**INSTRUCTION**
Revise the entries that begin at the line containing "series-line-1673K <box>127 318 526 388</box>" and stop after the line containing "tick-labels: 200 600", replacing "x-tick-label" with "x-axis-tick" and leaving everything else unchanged. Give only those entries.

**MATERIAL FOR THE TASK**
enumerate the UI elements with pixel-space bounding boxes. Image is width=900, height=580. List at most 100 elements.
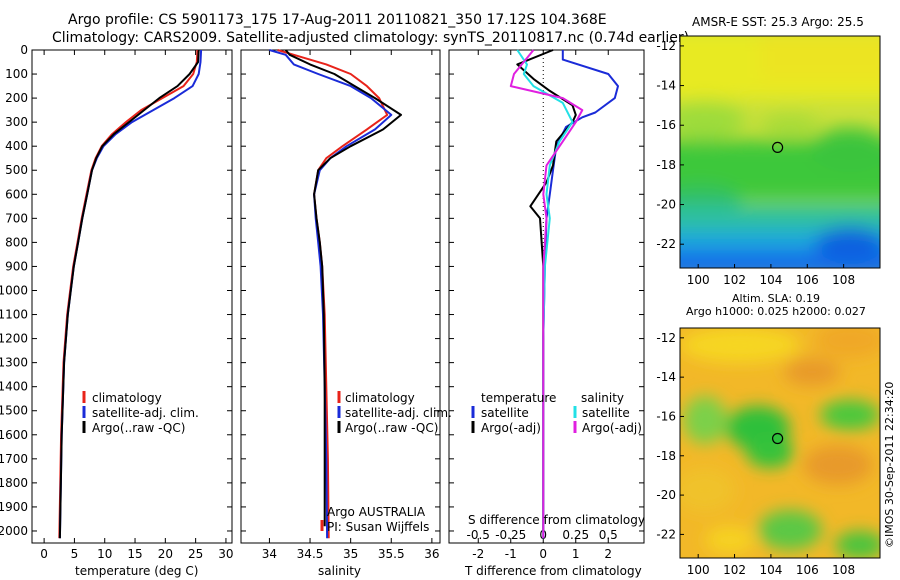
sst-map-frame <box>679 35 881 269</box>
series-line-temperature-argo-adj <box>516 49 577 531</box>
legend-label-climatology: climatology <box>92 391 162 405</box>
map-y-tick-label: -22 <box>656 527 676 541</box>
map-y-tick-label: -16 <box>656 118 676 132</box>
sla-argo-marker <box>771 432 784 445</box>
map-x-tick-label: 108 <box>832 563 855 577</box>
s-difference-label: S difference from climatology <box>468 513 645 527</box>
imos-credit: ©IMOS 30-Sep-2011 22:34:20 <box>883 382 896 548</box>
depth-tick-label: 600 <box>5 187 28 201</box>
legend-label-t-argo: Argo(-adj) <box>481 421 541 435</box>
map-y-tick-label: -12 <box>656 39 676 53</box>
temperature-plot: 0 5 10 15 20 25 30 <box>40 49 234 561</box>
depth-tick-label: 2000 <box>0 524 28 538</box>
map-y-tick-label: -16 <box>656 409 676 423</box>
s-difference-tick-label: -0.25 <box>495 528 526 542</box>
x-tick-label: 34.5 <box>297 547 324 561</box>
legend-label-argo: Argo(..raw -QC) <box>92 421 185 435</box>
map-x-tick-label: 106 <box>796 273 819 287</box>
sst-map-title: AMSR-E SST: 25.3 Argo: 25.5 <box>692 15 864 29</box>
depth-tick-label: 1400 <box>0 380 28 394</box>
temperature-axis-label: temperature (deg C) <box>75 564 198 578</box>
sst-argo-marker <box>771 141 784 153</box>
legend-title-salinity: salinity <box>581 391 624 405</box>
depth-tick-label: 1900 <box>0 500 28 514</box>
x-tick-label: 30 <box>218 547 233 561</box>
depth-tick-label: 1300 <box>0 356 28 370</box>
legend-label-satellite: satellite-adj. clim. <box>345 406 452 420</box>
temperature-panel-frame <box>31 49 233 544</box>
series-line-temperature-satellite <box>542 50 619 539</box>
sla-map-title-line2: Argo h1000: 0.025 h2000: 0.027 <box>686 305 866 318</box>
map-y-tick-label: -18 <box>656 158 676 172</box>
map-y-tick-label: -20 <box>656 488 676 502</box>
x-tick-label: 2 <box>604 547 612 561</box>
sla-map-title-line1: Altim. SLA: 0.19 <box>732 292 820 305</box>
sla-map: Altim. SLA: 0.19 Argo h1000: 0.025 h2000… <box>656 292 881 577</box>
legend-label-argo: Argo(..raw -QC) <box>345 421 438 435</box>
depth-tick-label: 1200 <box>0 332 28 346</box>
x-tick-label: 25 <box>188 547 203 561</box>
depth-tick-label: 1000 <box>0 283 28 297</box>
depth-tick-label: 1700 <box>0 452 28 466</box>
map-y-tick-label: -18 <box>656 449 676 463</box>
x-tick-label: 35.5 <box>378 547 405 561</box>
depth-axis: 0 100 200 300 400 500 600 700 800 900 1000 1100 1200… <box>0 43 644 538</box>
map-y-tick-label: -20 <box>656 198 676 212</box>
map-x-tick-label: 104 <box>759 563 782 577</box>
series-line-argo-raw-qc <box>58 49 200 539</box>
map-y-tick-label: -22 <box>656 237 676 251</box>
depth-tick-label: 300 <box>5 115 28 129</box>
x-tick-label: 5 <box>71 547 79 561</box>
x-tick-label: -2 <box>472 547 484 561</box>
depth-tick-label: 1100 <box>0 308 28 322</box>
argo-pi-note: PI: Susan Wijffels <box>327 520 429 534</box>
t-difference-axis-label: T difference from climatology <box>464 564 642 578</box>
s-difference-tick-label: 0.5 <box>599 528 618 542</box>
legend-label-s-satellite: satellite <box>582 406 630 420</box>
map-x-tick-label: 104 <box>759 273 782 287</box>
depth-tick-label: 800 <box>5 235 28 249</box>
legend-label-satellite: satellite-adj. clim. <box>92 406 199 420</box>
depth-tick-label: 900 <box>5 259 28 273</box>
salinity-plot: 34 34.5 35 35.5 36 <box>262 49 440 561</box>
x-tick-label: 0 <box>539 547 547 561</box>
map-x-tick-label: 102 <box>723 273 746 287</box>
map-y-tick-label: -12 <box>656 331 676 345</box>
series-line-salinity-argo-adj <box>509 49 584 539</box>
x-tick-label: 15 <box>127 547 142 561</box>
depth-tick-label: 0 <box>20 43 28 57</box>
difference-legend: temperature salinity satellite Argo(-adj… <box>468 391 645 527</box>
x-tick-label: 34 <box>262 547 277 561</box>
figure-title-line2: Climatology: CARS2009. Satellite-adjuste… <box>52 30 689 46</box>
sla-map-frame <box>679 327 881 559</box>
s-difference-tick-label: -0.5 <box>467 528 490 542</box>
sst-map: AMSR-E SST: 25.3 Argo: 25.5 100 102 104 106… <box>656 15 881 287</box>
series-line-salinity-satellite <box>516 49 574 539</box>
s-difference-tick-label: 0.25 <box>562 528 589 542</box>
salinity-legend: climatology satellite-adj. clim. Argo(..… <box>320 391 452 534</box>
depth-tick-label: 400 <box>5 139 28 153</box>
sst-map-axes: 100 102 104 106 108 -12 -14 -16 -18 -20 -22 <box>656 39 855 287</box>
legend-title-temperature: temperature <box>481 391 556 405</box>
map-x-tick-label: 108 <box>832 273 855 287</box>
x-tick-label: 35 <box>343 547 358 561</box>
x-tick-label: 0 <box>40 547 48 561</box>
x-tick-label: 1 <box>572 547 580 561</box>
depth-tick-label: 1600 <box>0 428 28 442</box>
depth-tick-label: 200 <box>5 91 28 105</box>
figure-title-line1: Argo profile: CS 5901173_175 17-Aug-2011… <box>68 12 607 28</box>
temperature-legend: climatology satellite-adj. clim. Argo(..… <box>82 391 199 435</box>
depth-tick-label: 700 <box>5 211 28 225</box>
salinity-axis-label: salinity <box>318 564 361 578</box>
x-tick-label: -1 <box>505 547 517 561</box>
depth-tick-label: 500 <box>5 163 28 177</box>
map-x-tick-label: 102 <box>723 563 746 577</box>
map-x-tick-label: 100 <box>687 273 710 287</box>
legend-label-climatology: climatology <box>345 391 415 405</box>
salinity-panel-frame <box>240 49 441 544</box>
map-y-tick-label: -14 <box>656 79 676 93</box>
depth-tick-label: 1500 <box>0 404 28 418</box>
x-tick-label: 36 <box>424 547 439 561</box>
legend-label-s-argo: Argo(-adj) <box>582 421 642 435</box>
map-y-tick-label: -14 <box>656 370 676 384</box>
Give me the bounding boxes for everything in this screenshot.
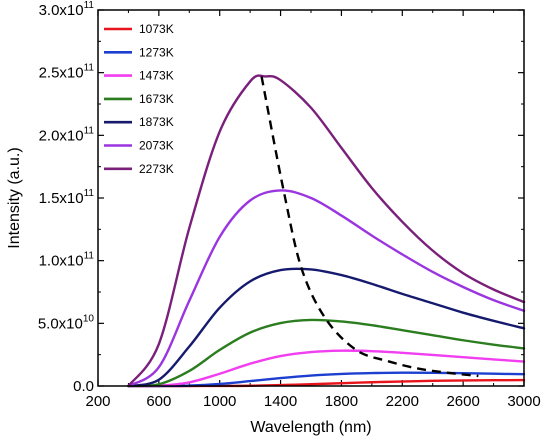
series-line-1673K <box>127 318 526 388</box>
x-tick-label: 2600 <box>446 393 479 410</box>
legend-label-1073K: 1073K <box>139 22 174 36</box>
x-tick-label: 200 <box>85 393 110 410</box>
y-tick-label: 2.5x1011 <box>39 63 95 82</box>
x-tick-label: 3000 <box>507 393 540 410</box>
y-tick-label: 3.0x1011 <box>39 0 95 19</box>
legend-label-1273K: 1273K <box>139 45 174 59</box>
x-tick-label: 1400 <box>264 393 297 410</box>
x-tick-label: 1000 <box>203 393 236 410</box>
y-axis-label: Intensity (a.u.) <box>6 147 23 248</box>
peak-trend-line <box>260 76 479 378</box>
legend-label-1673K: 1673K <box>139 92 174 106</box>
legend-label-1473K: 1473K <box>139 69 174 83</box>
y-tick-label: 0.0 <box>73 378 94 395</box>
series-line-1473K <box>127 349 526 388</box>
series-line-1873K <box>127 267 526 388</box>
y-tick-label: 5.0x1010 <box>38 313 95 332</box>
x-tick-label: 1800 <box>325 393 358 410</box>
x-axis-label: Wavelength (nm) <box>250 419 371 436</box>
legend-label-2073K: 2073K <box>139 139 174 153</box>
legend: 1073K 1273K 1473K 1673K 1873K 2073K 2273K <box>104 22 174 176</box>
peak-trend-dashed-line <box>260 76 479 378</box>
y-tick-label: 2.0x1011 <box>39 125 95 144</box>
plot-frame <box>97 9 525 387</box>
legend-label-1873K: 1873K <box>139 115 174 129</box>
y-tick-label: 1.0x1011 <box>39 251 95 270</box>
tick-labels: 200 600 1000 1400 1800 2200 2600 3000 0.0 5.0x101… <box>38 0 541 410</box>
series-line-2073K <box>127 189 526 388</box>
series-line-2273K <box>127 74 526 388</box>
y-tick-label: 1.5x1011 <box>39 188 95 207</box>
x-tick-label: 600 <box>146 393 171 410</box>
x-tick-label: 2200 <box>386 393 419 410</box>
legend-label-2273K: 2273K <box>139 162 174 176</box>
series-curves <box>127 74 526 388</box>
---
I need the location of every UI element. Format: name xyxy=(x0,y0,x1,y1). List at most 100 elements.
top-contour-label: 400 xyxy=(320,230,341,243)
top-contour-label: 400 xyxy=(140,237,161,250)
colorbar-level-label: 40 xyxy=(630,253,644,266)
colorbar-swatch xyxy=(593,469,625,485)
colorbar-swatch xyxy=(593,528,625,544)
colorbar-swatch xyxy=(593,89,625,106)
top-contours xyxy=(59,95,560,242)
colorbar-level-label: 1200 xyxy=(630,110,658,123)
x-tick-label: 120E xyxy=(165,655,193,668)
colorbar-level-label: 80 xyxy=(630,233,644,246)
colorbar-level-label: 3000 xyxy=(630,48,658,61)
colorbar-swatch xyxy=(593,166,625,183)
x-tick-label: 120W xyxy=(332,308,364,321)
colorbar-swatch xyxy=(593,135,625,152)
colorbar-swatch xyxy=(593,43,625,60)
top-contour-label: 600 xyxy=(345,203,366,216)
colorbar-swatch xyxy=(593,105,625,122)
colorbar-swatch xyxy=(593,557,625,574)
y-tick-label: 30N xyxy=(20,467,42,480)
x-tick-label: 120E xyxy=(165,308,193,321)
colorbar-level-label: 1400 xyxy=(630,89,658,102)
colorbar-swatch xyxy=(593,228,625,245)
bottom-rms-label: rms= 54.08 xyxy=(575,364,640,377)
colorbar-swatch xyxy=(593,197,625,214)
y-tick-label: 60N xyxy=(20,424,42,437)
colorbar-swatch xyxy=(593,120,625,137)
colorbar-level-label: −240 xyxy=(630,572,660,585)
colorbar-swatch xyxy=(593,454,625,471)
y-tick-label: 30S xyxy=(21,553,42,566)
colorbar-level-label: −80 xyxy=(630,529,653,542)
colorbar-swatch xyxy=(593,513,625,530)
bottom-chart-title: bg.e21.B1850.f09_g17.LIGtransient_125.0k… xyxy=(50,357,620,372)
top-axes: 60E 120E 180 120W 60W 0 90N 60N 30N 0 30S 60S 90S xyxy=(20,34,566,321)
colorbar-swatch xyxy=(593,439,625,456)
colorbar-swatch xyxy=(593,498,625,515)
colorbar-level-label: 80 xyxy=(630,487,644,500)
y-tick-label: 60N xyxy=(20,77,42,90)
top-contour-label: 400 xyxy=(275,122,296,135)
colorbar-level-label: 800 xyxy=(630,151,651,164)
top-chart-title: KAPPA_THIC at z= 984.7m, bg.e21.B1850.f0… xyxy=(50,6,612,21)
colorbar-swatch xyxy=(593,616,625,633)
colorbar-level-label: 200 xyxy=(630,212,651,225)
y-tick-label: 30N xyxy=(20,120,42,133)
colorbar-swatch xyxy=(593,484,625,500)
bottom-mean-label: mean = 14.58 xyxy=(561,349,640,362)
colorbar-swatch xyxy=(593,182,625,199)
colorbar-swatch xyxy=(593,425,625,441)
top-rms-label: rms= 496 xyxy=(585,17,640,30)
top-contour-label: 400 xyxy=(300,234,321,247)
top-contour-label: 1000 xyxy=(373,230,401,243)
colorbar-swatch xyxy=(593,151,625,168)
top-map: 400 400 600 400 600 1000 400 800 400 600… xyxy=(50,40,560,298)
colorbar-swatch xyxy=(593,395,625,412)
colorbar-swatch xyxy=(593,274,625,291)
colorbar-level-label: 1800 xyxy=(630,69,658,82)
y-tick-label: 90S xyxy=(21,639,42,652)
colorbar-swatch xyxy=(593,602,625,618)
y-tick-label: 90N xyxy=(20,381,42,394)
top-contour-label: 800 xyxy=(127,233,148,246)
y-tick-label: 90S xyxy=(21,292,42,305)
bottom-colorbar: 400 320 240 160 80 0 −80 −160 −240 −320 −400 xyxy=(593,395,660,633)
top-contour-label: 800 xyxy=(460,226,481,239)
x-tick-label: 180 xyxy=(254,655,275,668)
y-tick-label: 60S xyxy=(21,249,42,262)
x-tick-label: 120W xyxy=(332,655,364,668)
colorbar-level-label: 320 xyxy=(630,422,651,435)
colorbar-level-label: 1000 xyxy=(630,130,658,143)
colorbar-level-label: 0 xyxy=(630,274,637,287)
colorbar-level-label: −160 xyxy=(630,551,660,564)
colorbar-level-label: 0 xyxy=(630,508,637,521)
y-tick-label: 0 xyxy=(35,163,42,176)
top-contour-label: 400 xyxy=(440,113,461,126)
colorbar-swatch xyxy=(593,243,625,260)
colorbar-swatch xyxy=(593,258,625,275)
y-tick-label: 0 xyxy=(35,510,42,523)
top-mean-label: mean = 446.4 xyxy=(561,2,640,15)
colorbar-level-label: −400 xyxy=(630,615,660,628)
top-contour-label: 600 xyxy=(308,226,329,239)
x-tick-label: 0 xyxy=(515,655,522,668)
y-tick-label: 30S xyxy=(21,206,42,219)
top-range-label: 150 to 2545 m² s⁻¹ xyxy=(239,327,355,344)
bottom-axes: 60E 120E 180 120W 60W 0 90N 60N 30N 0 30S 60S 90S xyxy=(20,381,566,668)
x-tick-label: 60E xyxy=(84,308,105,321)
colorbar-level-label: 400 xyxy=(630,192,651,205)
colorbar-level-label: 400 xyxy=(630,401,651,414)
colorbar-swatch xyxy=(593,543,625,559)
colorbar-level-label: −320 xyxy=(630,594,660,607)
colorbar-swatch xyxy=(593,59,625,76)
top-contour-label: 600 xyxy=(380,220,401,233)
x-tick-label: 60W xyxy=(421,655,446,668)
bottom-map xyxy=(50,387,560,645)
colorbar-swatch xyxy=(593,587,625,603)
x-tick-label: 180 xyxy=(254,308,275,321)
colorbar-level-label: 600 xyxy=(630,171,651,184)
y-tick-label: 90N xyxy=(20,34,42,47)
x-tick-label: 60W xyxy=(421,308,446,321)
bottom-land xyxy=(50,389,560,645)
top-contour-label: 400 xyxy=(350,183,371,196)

**RESULT OF THIS TASK**
series-line-1673K <box>127 318 526 388</box>
x-axis-tick: 2600 <box>446 393 479 410</box>
legend-label-1073K: 1073K <box>139 22 174 36</box>
x-axis-tick: 200 <box>85 393 110 410</box>
y-tick-label: 2.5x1011 <box>39 63 95 82</box>
x-axis-tick: 3000 <box>507 393 540 410</box>
y-tick-label: 3.0x1011 <box>39 0 95 19</box>
legend-label-1273K: 1273K <box>139 45 174 59</box>
x-axis-tick: 1400 <box>264 393 297 410</box>
x-axis-tick: 1000 <box>203 393 236 410</box>
y-axis-label: Intensity (a.u.) <box>6 147 23 248</box>
peak-trend-line <box>260 76 479 378</box>
legend-label-1673K: 1673K <box>139 92 174 106</box>
legend-label-1473K: 1473K <box>139 69 174 83</box>
y-tick-label: 0.0 <box>73 378 94 395</box>
series-line-1473K <box>127 349 526 388</box>
series-line-1873K <box>127 267 526 388</box>
y-tick-label: 5.0x1010 <box>38 313 95 332</box>
x-axis-tick: 1800 <box>325 393 358 410</box>
x-axis-label: Wavelength (nm) <box>250 419 371 436</box>
legend-label-2073K: 2073K <box>139 139 174 153</box>
legend: 1073K 1273K 1473K 1673K 1873K 2073K 2273K <box>104 22 174 176</box>
peak-trend-dashed-line <box>260 76 479 378</box>
y-tick-label: 2.0x1011 <box>39 125 95 144</box>
plot-frame <box>97 9 525 387</box>
legend-label-1873K: 1873K <box>139 115 174 129</box>
y-tick-label: 1.0x1011 <box>39 251 95 270</box>
tick-labels: 200 600 1000 1400 1800 2200 2600 3000 0.0 5.0x101… <box>38 0 541 410</box>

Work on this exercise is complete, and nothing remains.